** EXERCISE MATERIALS **
--

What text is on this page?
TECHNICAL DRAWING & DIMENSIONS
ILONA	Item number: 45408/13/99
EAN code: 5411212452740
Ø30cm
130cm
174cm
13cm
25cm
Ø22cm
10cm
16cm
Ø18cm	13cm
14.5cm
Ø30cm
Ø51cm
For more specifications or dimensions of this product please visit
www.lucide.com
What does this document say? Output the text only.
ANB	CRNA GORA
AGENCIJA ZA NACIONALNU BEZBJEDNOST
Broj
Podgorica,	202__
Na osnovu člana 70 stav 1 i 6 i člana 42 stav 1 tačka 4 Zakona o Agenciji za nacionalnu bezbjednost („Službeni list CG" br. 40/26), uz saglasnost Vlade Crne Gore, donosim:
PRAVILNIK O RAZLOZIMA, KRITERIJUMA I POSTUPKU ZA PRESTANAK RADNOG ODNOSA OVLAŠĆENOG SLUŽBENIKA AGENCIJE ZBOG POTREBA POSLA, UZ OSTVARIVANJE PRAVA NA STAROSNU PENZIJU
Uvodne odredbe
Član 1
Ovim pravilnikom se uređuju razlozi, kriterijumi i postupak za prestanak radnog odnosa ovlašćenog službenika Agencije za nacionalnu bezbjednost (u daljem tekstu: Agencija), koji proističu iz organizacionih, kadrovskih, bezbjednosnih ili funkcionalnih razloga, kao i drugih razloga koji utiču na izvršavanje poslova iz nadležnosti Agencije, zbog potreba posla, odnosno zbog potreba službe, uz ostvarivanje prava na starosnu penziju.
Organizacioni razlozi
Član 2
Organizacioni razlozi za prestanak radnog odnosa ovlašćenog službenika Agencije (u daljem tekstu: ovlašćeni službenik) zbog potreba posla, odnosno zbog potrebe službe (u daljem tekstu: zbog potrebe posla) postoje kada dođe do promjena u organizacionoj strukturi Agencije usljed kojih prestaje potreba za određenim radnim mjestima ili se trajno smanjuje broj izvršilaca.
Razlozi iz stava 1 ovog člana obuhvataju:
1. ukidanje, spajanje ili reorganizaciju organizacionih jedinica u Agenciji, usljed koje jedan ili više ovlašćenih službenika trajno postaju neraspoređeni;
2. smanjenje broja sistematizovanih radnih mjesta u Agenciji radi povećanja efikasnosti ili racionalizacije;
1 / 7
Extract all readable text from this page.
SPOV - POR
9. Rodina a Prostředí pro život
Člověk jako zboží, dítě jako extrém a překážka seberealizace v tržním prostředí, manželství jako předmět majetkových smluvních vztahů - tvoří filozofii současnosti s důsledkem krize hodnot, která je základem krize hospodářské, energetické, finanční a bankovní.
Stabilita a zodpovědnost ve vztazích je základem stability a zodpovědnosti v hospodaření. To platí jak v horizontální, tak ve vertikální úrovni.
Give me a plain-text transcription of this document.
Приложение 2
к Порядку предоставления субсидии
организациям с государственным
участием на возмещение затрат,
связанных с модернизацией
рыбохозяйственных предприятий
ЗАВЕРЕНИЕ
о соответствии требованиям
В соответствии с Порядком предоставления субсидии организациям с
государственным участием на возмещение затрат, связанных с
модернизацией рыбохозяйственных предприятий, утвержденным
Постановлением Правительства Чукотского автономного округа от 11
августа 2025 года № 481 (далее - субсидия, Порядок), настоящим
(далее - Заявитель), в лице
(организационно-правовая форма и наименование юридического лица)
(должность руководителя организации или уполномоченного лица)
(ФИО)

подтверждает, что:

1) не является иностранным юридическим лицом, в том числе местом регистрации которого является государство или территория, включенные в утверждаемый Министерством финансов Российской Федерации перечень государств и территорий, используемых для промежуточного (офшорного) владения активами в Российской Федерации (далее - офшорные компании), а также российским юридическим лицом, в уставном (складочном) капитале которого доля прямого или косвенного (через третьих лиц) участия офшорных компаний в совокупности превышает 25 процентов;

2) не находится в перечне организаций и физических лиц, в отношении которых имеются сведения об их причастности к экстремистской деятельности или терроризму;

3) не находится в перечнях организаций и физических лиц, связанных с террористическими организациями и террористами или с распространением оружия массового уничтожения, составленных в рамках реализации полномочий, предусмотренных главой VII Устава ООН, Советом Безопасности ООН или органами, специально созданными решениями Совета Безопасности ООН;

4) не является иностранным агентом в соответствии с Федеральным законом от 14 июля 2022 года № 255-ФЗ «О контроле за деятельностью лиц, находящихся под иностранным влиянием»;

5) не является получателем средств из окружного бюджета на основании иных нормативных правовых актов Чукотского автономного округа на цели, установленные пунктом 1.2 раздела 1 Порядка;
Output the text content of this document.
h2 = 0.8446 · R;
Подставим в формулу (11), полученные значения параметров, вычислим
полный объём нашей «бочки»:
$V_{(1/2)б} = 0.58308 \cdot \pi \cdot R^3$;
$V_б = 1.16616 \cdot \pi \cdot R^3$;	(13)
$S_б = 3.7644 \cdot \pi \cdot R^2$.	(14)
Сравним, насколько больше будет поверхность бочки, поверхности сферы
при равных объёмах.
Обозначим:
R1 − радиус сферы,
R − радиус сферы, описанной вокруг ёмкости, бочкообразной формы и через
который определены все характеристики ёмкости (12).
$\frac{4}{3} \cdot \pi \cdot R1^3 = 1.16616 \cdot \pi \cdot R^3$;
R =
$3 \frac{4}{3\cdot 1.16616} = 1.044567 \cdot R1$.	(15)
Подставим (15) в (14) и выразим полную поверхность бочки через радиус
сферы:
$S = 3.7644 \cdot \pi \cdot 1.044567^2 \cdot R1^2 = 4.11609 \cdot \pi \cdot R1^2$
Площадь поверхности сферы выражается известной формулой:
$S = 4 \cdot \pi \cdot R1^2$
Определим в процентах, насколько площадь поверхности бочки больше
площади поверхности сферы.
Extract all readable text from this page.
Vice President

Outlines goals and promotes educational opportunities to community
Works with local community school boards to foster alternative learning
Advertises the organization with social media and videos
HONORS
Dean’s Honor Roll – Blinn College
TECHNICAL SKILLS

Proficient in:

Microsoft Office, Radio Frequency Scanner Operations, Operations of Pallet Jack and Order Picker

--

** WRITTEN REQUEST **
The answer must consist solely of the number of lines in the entries that contain the word "автономного".

** COMPLETED TASK **
2